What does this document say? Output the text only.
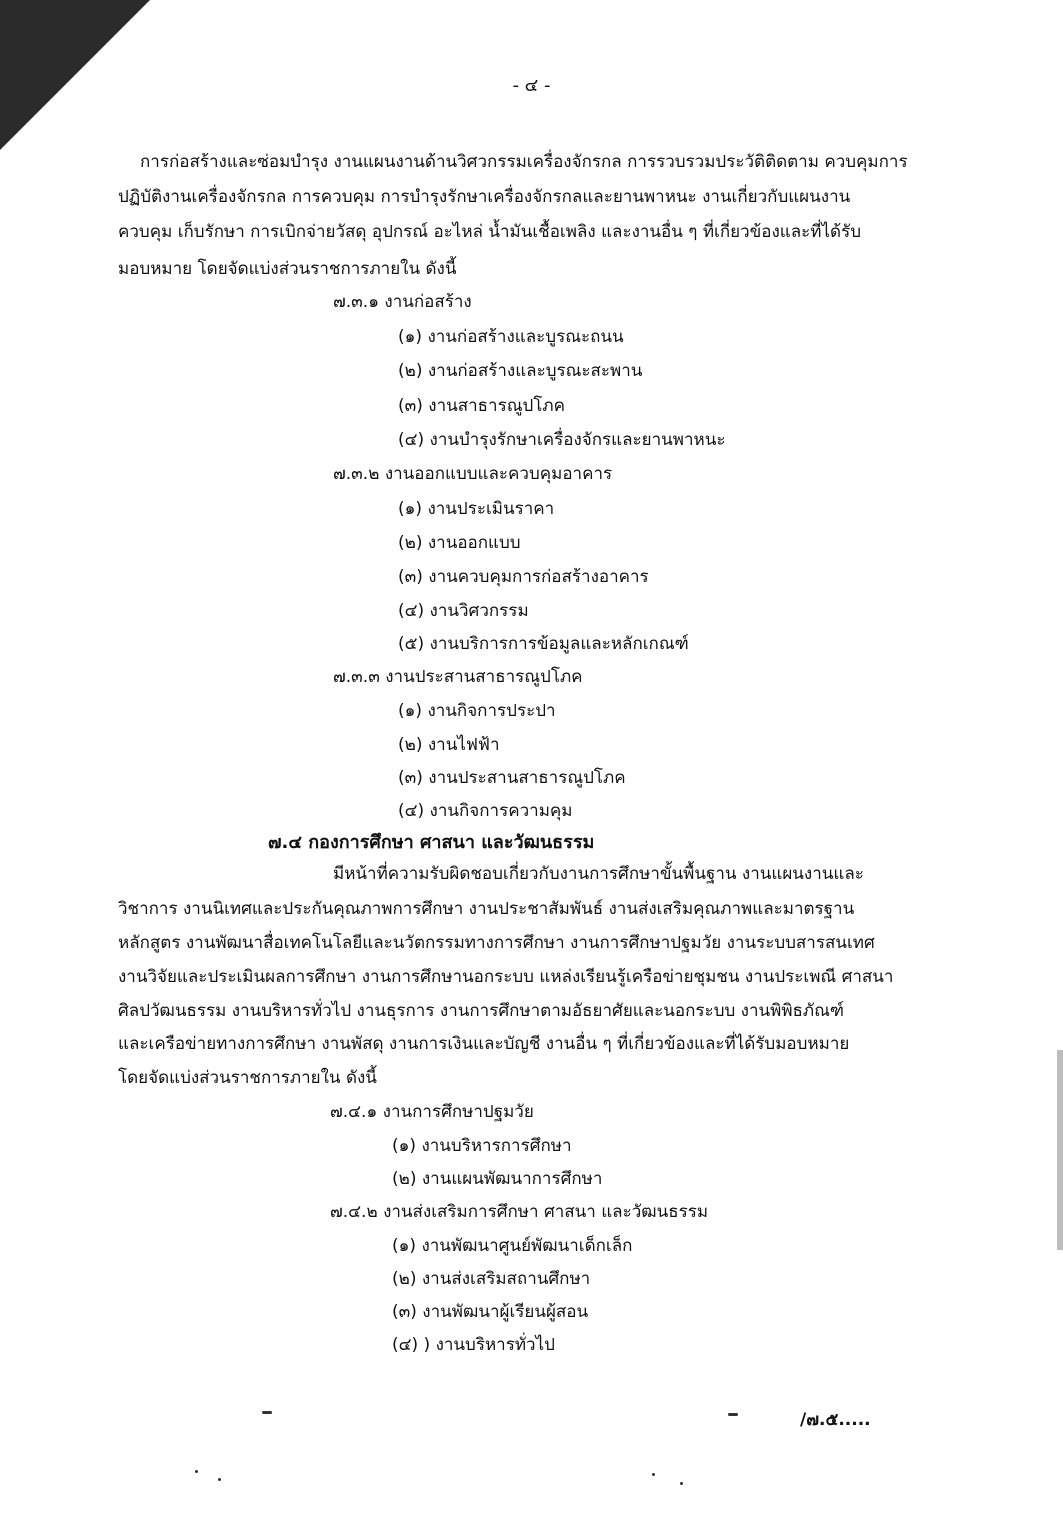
- ๔ -
การก่อสร้างและซ่อมบำรุง งานแผนงานด้านวิศวกรรมเครื่องจักรกล การรวบรวมประวัติติดตาม ควบคุมการ
ปฏิบัติงานเครื่องจักรกล การควบคุม การบำรุงรักษาเครื่องจักรกลและยานพาหนะ งานเกี่ยวกับแผนงาน
ควบคุม เก็บรักษา การเบิกจ่ายวัสดุ อุปกรณ์ อะไหล่ น้ำมันเชื้อเพลิง และงานอื่น ๆ ที่เกี่ยวข้องและที่ได้รับ
มอบหมาย โดยจัดแบ่งส่วนราชการภายใน ดังนี้
๗.๓.๑ งานก่อสร้าง
(๑) งานก่อสร้างและบูรณะถนน
(๒) งานก่อสร้างและบูรณะสะพาน
(๓) งานสาธารณูปโภค
(๔) งานบำรุงรักษาเครื่องจักรและยานพาหนะ
๗.๓.๒ งานออกแบบและควบคุมอาคาร
(๑) งานประเมินราคา
(๒) งานออกแบบ
(๓) งานควบคุมการก่อสร้างอาคาร
(๔) งานวิศวกรรม
(๕) งานบริการการข้อมูลและหลักเกณฑ์
๗.๓.๓ งานประสานสาธารณูปโภค
(๑) งานกิจการประปา
(๒) งานไฟฟ้า
(๓) งานประสานสาธารณูปโภค
(๔) งานกิจการความคุม
๗.๔ กองการศึกษา ศาสนา และวัฒนธรรม
มีหน้าที่ความรับผิดชอบเกี่ยวกับงานการศึกษาขั้นพื้นฐาน งานแผนงานและ
วิชาการ งานนิเทศและประกันคุณภาพการศึกษา งานประชาสัมพันธ์ งานส่งเสริมคุณภาพและมาตรฐาน
หลักสูตร งานพัฒนาสื่อเทคโนโลยีและนวัตกรรมทางการศึกษา งานการศึกษาปฐมวัย งานระบบสารสนเทศ
งานวิจัยและประเมินผลการศึกษา งานการศึกษานอกระบบ แหล่งเรียนรู้เครือข่ายชุมชน งานประเพณี ศาสนา
ศิลปวัฒนธรรม งานบริหารทั่วไป งานธุรการ งานการศึกษาตามอัธยาศัยและนอกระบบ งานพิพิธภัณฑ์
และเครือข่ายทางการศึกษา งานพัสดุ งานการเงินและบัญชี งานอื่น ๆ ที่เกี่ยวข้องและที่ได้รับมอบหมาย
โดยจัดแบ่งส่วนราชการภายใน ดังนี้
๗.๔.๑ งานการศึกษาปฐมวัย
(๑) งานบริหารการศึกษา
(๒) งานแผนพัฒนาการศึกษา
๗.๔.๒ งานส่งเสริมการศึกษา ศาสนา และวัฒนธรรม
(๑) งานพัฒนาศูนย์พัฒนาเด็กเล็ก
(๒) งานส่งเสริมสถานศึกษา
(๓) งานพัฒนาผู้เรียนผู้สอน
(๔) ) งานบริหารทั่วไป
/๗.๕.....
====
WRITTEN INSTRUCTION -> Set down the complete material exactly, but do not include the images.

RESPONSE TO THIS TASK ->
What does this document say? Output the text only.
- ๔ -
การก่อสร้างและซ่อมบำรุง งานแผนงานด้านวิศวกรรมเครื่องจักรกล การรวบรวมประวัติติดตาม ควบคุมการ
ปฏิบัติงานเครื่องจักรกล การควบคุม การบำรุงรักษาเครื่องจักรกลและยานพาหนะ งานเกี่ยวกับแผนงาน
ควบคุม เก็บรักษา การเบิกจ่ายวัสดุ อุปกรณ์ อะไหล่ น้ำมันเชื้อเพลิง และงานอื่น ๆ ที่เกี่ยวข้องและที่ได้รับ
มอบหมาย โดยจัดแบ่งส่วนราชการภายใน ดังนี้
๗.๓.๑ งานก่อสร้าง
(๑) งานก่อสร้างและบูรณะถนน
(๒) งานก่อสร้างและบูรณะสะพาน
(๓) งานสาธารณูปโภค
(๔) งานบำรุงรักษาเครื่องจักรและยานพาหนะ
๗.๓.๒ งานออกแบบและควบคุมอาคาร
(๑) งานประเมินราคา
(๒) งานออกแบบ
(๓) งานควบคุมการก่อสร้างอาคาร
(๔) งานวิศวกรรม
(๕) งานบริการการข้อมูลและหลักเกณฑ์
๗.๓.๓ งานประสานสาธารณูปโภค
(๑) งานกิจการประปา
(๒) งานไฟฟ้า
(๓) งานประสานสาธารณูปโภค
(๔) งานกิจการความคุม
๗.๔ กองการศึกษา ศาสนา และวัฒนธรรม
มีหน้าที่ความรับผิดชอบเกี่ยวกับงานการศึกษาขั้นพื้นฐาน งานแผนงานและ
วิชาการ งานนิเทศและประกันคุณภาพการศึกษา งานประชาสัมพันธ์ งานส่งเสริมคุณภาพและมาตรฐาน
หลักสูตร งานพัฒนาสื่อเทคโนโลยีและนวัตกรรมทางการศึกษา งานการศึกษาปฐมวัย งานระบบสารสนเทศ
งานวิจัยและประเมินผลการศึกษา งานการศึกษานอกระบบ แหล่งเรียนรู้เครือข่ายชุมชน งานประเพณี ศาสนา
ศิลปวัฒนธรรม งานบริหารทั่วไป งานธุรการ งานการศึกษาตามอัธยาศัยและนอกระบบ งานพิพิธภัณฑ์
และเครือข่ายทางการศึกษา งานพัสดุ งานการเงินและบัญชี งานอื่น ๆ ที่เกี่ยวข้องและที่ได้รับมอบหมาย
โดยจัดแบ่งส่วนราชการภายใน ดังนี้
๗.๔.๑ งานการศึกษาปฐมวัย
(๑) งานบริหารการศึกษา
(๒) งานแผนพัฒนาการศึกษา
๗.๔.๒ งานส่งเสริมการศึกษา ศาสนา และวัฒนธรรม
(๑) งานพัฒนาศูนย์พัฒนาเด็กเล็ก
(๒) งานส่งเสริมสถานศึกษา
(๓) งานพัฒนาผู้เรียนผู้สอน
(๔) ) งานบริหารทั่วไป
/๗.๕.....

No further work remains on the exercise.